_Dataset rows_.
* * * * * * * * *
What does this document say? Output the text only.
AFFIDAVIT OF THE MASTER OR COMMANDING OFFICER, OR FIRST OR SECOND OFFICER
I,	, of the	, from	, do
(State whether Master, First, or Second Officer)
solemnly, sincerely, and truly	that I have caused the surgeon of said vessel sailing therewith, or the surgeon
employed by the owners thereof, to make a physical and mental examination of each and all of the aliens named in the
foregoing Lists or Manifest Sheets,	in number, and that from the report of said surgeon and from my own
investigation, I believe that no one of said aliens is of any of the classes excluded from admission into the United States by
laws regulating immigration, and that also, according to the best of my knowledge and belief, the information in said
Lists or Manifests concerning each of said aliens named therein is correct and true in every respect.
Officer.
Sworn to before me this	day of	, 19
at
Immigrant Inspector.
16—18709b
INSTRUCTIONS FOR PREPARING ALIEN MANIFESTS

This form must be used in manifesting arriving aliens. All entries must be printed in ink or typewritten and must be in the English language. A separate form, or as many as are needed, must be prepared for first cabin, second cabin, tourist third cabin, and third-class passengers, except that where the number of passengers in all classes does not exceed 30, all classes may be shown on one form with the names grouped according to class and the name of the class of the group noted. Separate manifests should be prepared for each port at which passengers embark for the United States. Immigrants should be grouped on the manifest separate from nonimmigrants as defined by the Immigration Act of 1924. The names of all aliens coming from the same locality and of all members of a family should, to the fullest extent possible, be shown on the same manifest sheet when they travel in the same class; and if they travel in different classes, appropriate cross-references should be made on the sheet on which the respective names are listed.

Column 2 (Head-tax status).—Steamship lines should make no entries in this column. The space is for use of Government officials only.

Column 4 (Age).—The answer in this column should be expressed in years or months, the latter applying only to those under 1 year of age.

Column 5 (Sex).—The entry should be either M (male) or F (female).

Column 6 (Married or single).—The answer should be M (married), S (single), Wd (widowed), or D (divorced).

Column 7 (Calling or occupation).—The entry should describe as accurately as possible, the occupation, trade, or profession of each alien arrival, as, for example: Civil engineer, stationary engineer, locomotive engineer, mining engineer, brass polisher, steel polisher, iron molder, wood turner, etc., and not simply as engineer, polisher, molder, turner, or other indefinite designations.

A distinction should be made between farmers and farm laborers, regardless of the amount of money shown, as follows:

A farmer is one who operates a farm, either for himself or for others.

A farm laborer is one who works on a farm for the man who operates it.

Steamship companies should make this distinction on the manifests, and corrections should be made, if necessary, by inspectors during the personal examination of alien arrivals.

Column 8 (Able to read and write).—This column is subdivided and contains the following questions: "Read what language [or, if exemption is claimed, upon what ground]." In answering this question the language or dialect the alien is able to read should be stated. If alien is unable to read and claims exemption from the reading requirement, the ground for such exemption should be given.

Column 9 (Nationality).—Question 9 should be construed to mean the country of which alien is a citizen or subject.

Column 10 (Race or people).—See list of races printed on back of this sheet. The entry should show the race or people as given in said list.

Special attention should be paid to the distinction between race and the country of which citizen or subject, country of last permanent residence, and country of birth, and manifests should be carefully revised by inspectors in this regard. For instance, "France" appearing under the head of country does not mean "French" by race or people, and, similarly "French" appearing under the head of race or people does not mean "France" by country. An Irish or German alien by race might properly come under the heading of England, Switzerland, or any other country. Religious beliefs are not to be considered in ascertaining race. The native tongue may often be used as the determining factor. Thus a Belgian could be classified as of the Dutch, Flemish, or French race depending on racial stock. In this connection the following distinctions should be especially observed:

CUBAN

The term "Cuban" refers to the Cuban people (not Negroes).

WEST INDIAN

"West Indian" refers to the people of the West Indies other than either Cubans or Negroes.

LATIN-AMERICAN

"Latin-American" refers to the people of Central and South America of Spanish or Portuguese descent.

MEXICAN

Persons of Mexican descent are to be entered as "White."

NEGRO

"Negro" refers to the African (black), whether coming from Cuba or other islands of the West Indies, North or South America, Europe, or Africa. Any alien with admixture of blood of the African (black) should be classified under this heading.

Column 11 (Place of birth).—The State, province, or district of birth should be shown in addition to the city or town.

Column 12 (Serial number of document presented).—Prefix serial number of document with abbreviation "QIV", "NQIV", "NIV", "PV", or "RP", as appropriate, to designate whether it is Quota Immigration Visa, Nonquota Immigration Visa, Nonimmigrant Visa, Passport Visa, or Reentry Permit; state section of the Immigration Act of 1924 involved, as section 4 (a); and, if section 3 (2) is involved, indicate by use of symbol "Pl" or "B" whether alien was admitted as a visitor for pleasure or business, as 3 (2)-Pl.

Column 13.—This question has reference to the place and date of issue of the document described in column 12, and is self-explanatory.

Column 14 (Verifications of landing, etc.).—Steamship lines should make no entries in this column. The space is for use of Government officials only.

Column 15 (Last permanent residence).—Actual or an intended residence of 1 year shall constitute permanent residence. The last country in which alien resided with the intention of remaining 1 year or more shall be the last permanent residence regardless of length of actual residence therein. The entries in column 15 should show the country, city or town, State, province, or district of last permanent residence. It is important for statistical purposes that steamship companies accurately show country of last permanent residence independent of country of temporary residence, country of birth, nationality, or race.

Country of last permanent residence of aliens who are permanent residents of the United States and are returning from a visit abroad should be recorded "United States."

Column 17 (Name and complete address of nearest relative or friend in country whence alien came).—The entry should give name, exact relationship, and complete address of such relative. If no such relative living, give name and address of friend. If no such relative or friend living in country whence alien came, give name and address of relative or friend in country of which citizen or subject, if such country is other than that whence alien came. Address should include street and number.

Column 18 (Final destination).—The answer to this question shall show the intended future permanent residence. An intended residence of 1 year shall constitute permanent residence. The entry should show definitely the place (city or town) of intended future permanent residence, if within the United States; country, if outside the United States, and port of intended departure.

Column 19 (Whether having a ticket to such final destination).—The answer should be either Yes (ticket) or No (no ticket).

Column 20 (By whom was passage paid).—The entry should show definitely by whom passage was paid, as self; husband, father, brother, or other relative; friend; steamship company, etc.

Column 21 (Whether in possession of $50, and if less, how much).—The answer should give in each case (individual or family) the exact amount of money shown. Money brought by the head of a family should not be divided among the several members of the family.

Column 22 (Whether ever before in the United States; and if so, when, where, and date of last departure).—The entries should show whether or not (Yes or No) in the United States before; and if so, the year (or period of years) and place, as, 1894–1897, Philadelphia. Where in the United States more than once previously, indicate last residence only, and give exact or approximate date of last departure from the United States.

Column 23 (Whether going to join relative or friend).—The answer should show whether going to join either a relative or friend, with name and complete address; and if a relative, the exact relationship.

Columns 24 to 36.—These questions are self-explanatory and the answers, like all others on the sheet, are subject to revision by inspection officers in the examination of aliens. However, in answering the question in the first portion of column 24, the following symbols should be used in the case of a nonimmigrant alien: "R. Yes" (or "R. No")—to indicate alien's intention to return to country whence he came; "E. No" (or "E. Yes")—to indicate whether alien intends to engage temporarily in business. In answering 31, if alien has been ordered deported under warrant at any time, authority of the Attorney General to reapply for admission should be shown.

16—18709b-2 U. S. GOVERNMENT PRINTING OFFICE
* * * * * * * * *
_Task directions_.
Take the entries above and transcribe them in full.

_Response to this exercise_.
What does this document say? Output the text only.
AFFIDAVIT OF THE MASTER OR COMMANDING OFFICER, OR FIRST OR SECOND OFFICER
I,	, of the	, from	, do
(State whether Master, First, or Second Officer)
solemnly, sincerely, and truly	that I have caused the surgeon of said vessel sailing therewith, or the surgeon
employed by the owners thereof, to make a physical and mental examination of each and all of the aliens named in the
foregoing Lists or Manifest Sheets,	in number, and that from the report of said surgeon and from my own
investigation, I believe that no one of said aliens is of any of the classes excluded from admission into the United States by
laws regulating immigration, and that also, according to the best of my knowledge and belief, the information in said
Lists or Manifests concerning each of said aliens named therein is correct and true in every respect.
Officer.
Sworn to before me this	day of	, 19
at
Immigrant Inspector.
16—18709b
INSTRUCTIONS FOR PREPARING ALIEN MANIFESTS

This form must be used in manifesting arriving aliens. All entries must be printed in ink or typewritten and must be in the English language. A separate form, or as many as are needed, must be prepared for first cabin, second cabin, tourist third cabin, and third-class passengers, except that where the number of passengers in all classes does not exceed 30, all classes may be shown on one form with the names grouped according to class and the name of the class of the group noted. Separate manifests should be prepared for each port at which passengers embark for the United States. Immigrants should be grouped on the manifest separate from nonimmigrants as defined by the Immigration Act of 1924. The names of all aliens coming from the same locality and of all members of a family should, to the fullest extent possible, be shown on the same manifest sheet when they travel in the same class; and if they travel in different classes, appropriate cross-references should be made on the sheet on which the respective names are listed.

Column 2 (Head-tax status).—Steamship lines should make no entries in this column. The space is for use of Government officials only.

Column 4 (Age).—The answer in this column should be expressed in years or months, the latter applying only to those under 1 year of age.

Column 5 (Sex).—The entry should be either M (male) or F (female).

Column 6 (Married or single).—The answer should be M (married), S (single), Wd (widowed), or D (divorced).

Column 7 (Calling or occupation).—The entry should describe as accurately as possible, the occupation, trade, or profession of each alien arrival, as, for example: Civil engineer, stationary engineer, locomotive engineer, mining engineer, brass polisher, steel polisher, iron molder, wood turner, etc., and not simply as engineer, polisher, molder, turner, or other indefinite designations.

A distinction should be made between farmers and farm laborers, regardless of the amount of money shown, as follows:

A farmer is one who operates a farm, either for himself or for others.

A farm laborer is one who works on a farm for the man who operates it.

Steamship companies should make this distinction on the manifests, and corrections should be made, if necessary, by inspectors during the personal examination of alien arrivals.

Column 8 (Able to read and write).—This column is subdivided and contains the following questions: "Read what language [or, if exemption is claimed, upon what ground]." In answering this question the language or dialect the alien is able to read should be stated. If alien is unable to read and claims exemption from the reading requirement, the ground for such exemption should be given.

Column 9 (Nationality).—Question 9 should be construed to mean the country of which alien is a citizen or subject.

Column 10 (Race or people).—See list of races printed on back of this sheet. The entry should show the race or people as given in said list.

Special attention should be paid to the distinction between race and the country of which citizen or subject, country of last permanent residence, and country of birth, and manifests should be carefully revised by inspectors in this regard. For instance, "France" appearing under the head of country does not mean "French" by race or people, and, similarly "French" appearing under the head of race or people does not mean "France" by country. An Irish or German alien by race might properly come under the heading of England, Switzerland, or any other country. Religious beliefs are not to be considered in ascertaining race. The native tongue may often be used as the determining factor. Thus a Belgian could be classified as of the Dutch, Flemish, or French race depending on racial stock. In this connection the following distinctions should be especially observed:

CUBAN

The term "Cuban" refers to the Cuban people (not Negroes).

WEST INDIAN

"West Indian" refers to the people of the West Indies other than either Cubans or Negroes.

LATIN-AMERICAN

"Latin-American" refers to the people of Central and South America of Spanish or Portuguese descent.

MEXICAN

Persons of Mexican descent are to be entered as "White."

NEGRO

"Negro" refers to the African (black), whether coming from Cuba or other islands of the West Indies, North or South America, Europe, or Africa. Any alien with admixture of blood of the African (black) should be classified under this heading.

Column 11 (Place of birth).—The State, province, or district of birth should be shown in addition to the city or town.

Column 12 (Serial number of document presented).—Prefix serial number of document with abbreviation "QIV", "NQIV", "NIV", "PV", or "RP", as appropriate, to designate whether it is Quota Immigration Visa, Nonquota Immigration Visa, Nonimmigrant Visa, Passport Visa, or Reentry Permit; state section of the Immigration Act of 1924 involved, as section 4 (a); and, if section 3 (2) is involved, indicate by use of symbol "Pl" or "B" whether alien was admitted as a visitor for pleasure or business, as 3 (2)-Pl.

Column 13.—This question has reference to the place and date of issue of the document described in column 12, and is self-explanatory.

Column 14 (Verifications of landing, etc.).—Steamship lines should make no entries in this column. The space is for use of Government officials only.

Column 15 (Last permanent residence).—Actual or an intended residence of 1 year shall constitute permanent residence. The last country in which alien resided with the intention of remaining 1 year or more shall be the last permanent residence regardless of length of actual residence therein. The entries in column 15 should show the country, city or town, State, province, or district of last permanent residence. It is important for statistical purposes that steamship companies accurately show country of last permanent residence independent of country of temporary residence, country of birth, nationality, or race.

Country of last permanent residence of aliens who are permanent residents of the United States and are returning from a visit abroad should be recorded "United States."

Column 17 (Name and complete address of nearest relative or friend in country whence alien came).—The entry should give name, exact relationship, and complete address of such relative. If no such relative living, give name and address of friend. If no such relative or friend living in country whence alien came, give name and address of relative or friend in country of which citizen or subject, if such country is other than that whence alien came. Address should include street and number.

Column 18 (Final destination).—The answer to this question shall show the intended future permanent residence. An intended residence of 1 year shall constitute permanent residence. The entry should show definitely the place (city or town) of intended future permanent residence, if within the United States; country, if outside the United States, and port of intended departure.

Column 19 (Whether having a ticket to such final destination).—The answer should be either Yes (ticket) or No (no ticket).

Column 20 (By whom was passage paid).—The entry should show definitely by whom passage was paid, as self; husband, father, brother, or other relative; friend; steamship company, etc.

Column 21 (Whether in possession of $50, and if less, how much).—The answer should give in each case (individual or family) the exact amount of money shown. Money brought by the head of a family should not be divided among the several members of the family.

Column 22 (Whether ever before in the United States; and if so, when, where, and date of last departure).—The entries should show whether or not (Yes or No) in the United States before; and if so, the year (or period of years) and place, as, 1894–1897, Philadelphia. Where in the United States more than once previously, indicate last residence only, and give exact or approximate date of last departure from the United States.

Column 23 (Whether going to join relative or friend).—The answer should show whether going to join either a relative or friend, with name and complete address; and if a relative, the exact relationship.

Columns 24 to 36.—These questions are self-explanatory and the answers, like all others on the sheet, are subject to revision by inspection officers in the examination of aliens. However, in answering the question in the first portion of column 24, the following symbols should be used in the case of a nonimmigrant alien: "R. Yes" (or "R. No")—to indicate alien's intention to return to country whence he came; "E. No" (or "E. Yes")—to indicate whether alien intends to engage temporarily in business. In answering 31, if alien has been ordered deported under warrant at any time, authority of the Attorney General to reapply for admission should be shown.

16—18709b-2 U. S. GOVERNMENT PRINTING OFFICE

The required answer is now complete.